(Recorded data)
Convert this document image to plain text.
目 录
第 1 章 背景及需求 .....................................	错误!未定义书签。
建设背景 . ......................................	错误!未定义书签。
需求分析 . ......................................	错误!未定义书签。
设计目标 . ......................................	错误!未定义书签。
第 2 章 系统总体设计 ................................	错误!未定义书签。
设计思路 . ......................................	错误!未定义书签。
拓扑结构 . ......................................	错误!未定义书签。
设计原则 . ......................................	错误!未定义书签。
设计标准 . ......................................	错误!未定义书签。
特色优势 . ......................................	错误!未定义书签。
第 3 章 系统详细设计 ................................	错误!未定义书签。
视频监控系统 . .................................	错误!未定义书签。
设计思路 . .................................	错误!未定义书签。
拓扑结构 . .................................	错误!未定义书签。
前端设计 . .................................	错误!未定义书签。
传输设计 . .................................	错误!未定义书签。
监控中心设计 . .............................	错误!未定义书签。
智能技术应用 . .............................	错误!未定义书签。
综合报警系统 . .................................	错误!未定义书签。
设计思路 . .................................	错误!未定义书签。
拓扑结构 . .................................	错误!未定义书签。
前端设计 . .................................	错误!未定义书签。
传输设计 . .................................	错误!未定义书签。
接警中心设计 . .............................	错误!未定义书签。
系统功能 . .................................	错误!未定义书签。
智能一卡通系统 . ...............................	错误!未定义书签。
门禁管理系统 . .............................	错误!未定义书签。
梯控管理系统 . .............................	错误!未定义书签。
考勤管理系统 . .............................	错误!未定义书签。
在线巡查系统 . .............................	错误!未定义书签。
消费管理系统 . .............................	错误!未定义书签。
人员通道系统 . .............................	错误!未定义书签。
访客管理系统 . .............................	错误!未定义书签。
==
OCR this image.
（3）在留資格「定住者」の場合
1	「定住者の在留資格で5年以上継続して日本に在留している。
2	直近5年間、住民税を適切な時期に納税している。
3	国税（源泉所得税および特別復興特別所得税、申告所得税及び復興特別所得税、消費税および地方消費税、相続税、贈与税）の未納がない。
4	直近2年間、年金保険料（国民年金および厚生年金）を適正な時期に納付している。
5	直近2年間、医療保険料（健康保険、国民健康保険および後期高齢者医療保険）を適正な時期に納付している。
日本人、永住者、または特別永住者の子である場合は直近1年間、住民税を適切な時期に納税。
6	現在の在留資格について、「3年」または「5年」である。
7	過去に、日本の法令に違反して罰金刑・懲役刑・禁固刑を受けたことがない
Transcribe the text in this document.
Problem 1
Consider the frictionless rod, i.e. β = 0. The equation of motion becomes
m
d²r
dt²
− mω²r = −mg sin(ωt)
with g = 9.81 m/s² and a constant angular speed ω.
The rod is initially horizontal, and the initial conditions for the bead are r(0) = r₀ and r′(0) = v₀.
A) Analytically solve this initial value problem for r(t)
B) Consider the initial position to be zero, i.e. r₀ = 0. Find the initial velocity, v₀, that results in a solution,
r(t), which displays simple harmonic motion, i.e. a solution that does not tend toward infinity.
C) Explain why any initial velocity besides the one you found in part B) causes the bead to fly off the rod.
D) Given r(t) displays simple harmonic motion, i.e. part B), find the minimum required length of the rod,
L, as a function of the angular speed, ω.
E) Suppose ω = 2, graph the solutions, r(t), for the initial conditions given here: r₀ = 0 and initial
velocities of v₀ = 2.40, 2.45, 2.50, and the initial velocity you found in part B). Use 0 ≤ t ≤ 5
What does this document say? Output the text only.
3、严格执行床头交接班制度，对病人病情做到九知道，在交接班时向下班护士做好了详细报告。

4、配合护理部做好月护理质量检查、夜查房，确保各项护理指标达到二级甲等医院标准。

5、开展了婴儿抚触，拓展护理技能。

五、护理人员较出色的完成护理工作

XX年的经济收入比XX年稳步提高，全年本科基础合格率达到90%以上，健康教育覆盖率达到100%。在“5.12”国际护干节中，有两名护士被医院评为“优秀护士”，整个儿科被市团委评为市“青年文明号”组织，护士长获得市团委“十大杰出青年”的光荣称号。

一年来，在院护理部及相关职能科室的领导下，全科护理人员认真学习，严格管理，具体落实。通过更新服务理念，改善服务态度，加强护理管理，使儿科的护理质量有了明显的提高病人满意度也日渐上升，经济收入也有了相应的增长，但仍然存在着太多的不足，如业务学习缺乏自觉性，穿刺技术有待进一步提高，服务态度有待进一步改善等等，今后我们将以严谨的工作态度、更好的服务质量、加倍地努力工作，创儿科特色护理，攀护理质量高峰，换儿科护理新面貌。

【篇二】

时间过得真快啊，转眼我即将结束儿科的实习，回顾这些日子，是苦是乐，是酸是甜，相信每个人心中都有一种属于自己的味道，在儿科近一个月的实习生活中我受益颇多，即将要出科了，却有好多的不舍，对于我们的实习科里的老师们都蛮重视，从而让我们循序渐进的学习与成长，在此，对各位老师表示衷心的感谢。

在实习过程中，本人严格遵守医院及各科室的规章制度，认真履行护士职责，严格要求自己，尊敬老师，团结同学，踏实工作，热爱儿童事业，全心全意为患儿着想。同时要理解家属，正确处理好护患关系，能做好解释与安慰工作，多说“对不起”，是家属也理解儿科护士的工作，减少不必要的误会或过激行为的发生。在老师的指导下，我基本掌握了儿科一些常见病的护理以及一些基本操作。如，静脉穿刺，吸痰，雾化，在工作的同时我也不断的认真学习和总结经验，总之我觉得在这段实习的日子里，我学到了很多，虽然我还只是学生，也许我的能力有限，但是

What is needed:
Track down every line with the word "document" and copy it.

Final answer:
Convert this document image to plain text.
Transcribe the text in this document.
What does this document say? Output the text only.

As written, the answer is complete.